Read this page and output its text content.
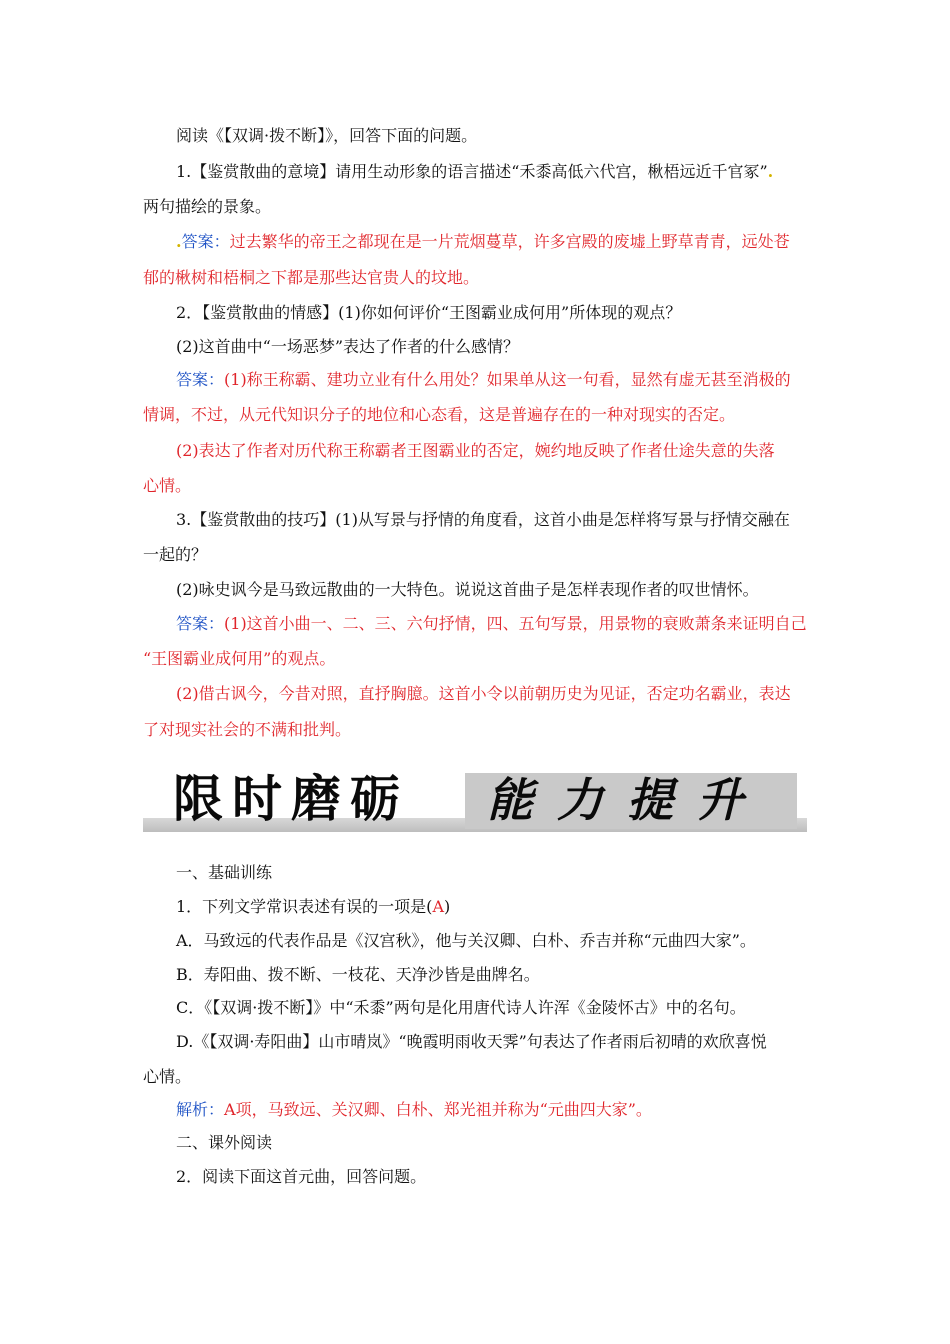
阅读《【双调·拨不断】》，回答下面的问题。
1.【鉴赏散曲的意境】请用生动形象的语言描述“禾黍高低六代宫，楸梧远近千官冢”.
两句描绘的景象。
.答案：过去繁华的帝王之都现在是一片荒烟蔓草，许多宫殿的废墟上野草青青，远处苍
郁的楸树和梧桐之下都是那些达官贵人的坟地。
2．【鉴赏散曲的情感】(1)你如何评价“王图霸业成何用”所体现的观点？
(2)这首曲中“一场恶梦”表达了作者的什么感情？
答案：(1)称王称霸、建功立业有什么用处？如果单从这一句看，显然有虚无甚至消极的
情调，不过，从元代知识分子的地位和心态看，这是普遍存在的一种对现实的否定。
(2)表达了作者对历代称王称霸者王图霸业的否定，婉约地反映了作者仕途失意的失落
心情。
3.【鉴赏散曲的技巧】(1)从写景与抒情的角度看，这首小曲是怎样将写景与抒情交融在
一起的？
(2)咏史讽今是马致远散曲的一大特色。说说这首曲子是怎样表现作者的叹世情怀。
答案：(1)这首小曲一、二、三、六句抒情，四、五句写景，用景物的衰败萧条来证明自己
“王图霸业成何用”的观点。
(2)借古讽今，今昔对照，直抒胸臆。这首小令以前朝历史为见证，否定功名霸业，表达
了对现实社会的不满和批判。
限时磨砺 能力提升
一、基础训练
1．下列文学常识表述有误的一项是(A)
A．马致远的代表作品是《汉宫秋》，他与关汉卿、白朴、乔吉并称“元曲四大家”。
B．寿阳曲、拨不断、一枝花、天净沙皆是曲牌名。
C．《【双调·拨不断】》中“禾黍”两句是化用唐代诗人许浑《金陵怀古》中的名句。
D.《【双调·寿阳曲】山市晴岚》“晚霞明雨收天霁”句表达了作者雨后初晴的欢欣喜悦
心情。
解析：A项，马致远、关汉卿、白朴、郑光祖并称为“元曲四大家”。
二、课外阅读
2．阅读下面这首元曲，回答问题。
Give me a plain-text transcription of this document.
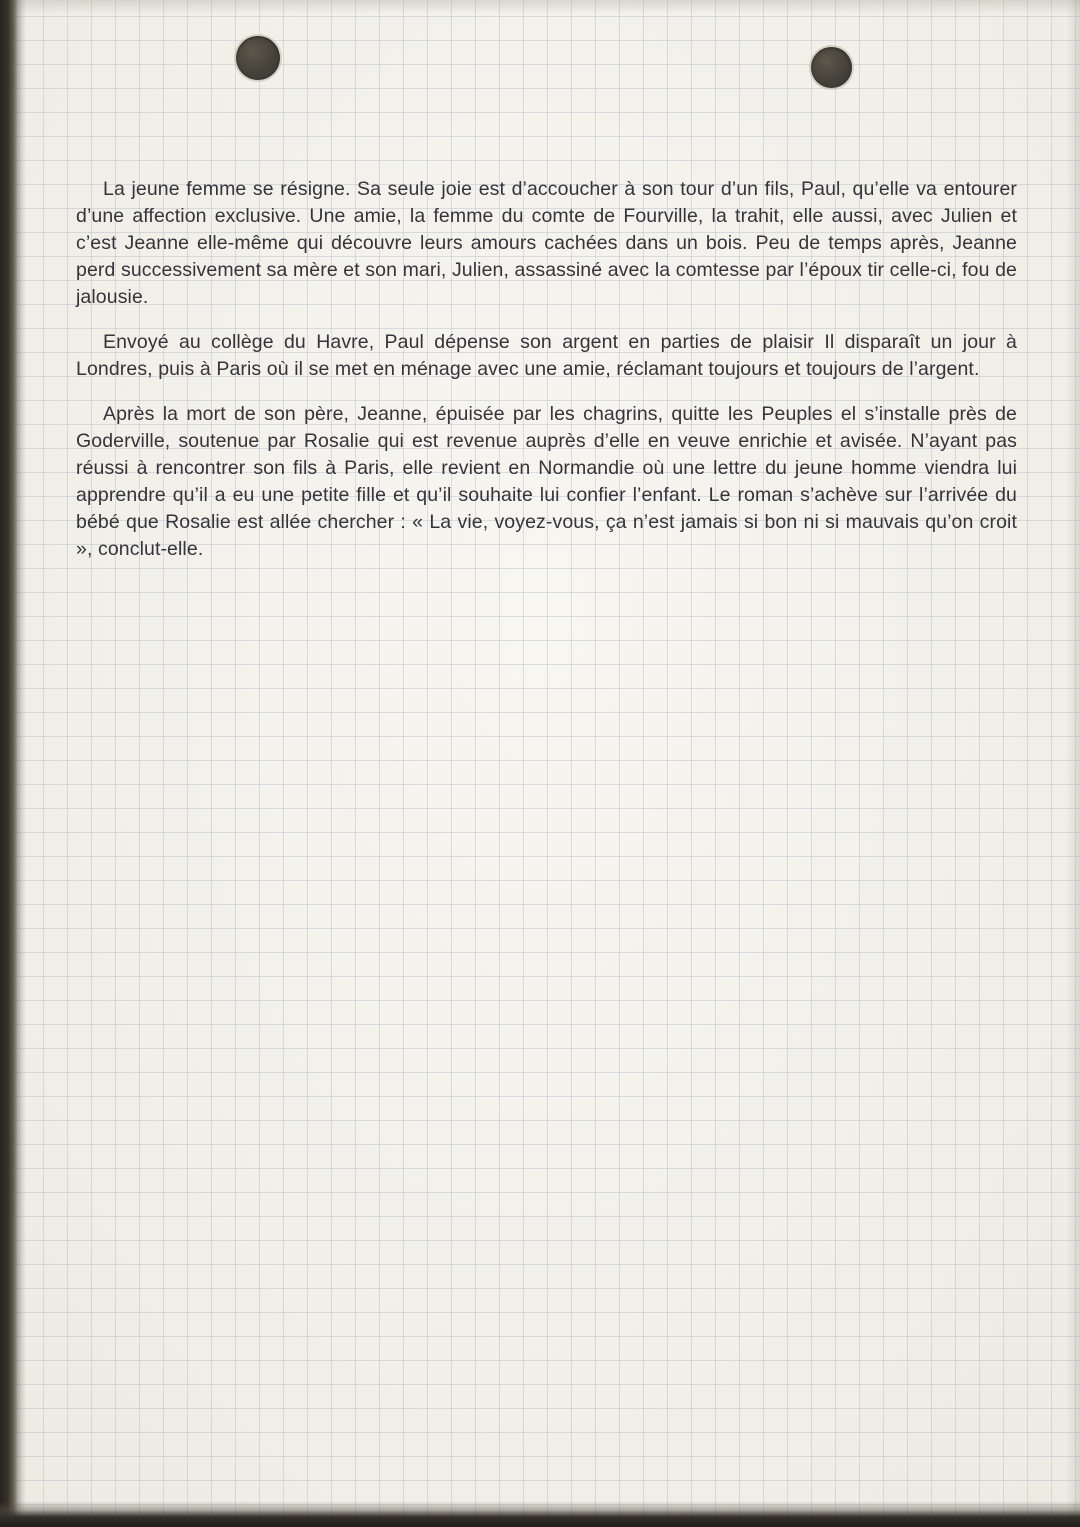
La jeune femme se résigne. Sa seule joie est d’accoucher à son tour d’un fils, Paul, qu’elle va entourer d’une affection exclusive. Une amie, la femme du comte de Fourville, la trahit, elle aussi, avec Julien et c’est Jeanne elle-même qui découvre leurs amours cachées dans un bois. Peu de temps après, Jeanne perd successivement sa mère et son mari, Julien, assassiné avec la comtesse par l’époux tir celle-ci, fou de jalousie.

Envoyé au collège du Havre, Paul dépense son argent en parties de plaisir Il disparaît un jour à Londres, puis à Paris où il se met en ménage avec une amie, réclamant toujours et toujours de l’argent.

Après la mort de son père, Jeanne, épuisée par les chagrins, quitte les Peuples el s’installe près de Goderville, soutenue par Rosalie qui est revenue auprès d’elle en veuve enrichie et avisée. N’ayant pas réussi à rencontrer son fils à Paris, elle revient en Normandie où une lettre du jeune homme viendra lui apprendre qu’il a eu une petite fille et qu’il souhaite lui confier l’enfant. Le roman s’achève sur l’arrivée du bébé que Rosalie est allée chercher : « La vie, voyez-vous, ça n’est jamais si bon ni si mauvais qu’on croit », conclut-elle.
□ □ □ □
## WHAT YOU ARE ASKED TO DO
State how many lines in the entries above include the word "Paul"; reply with the number alone.

## EXERCISE RESPONSE
2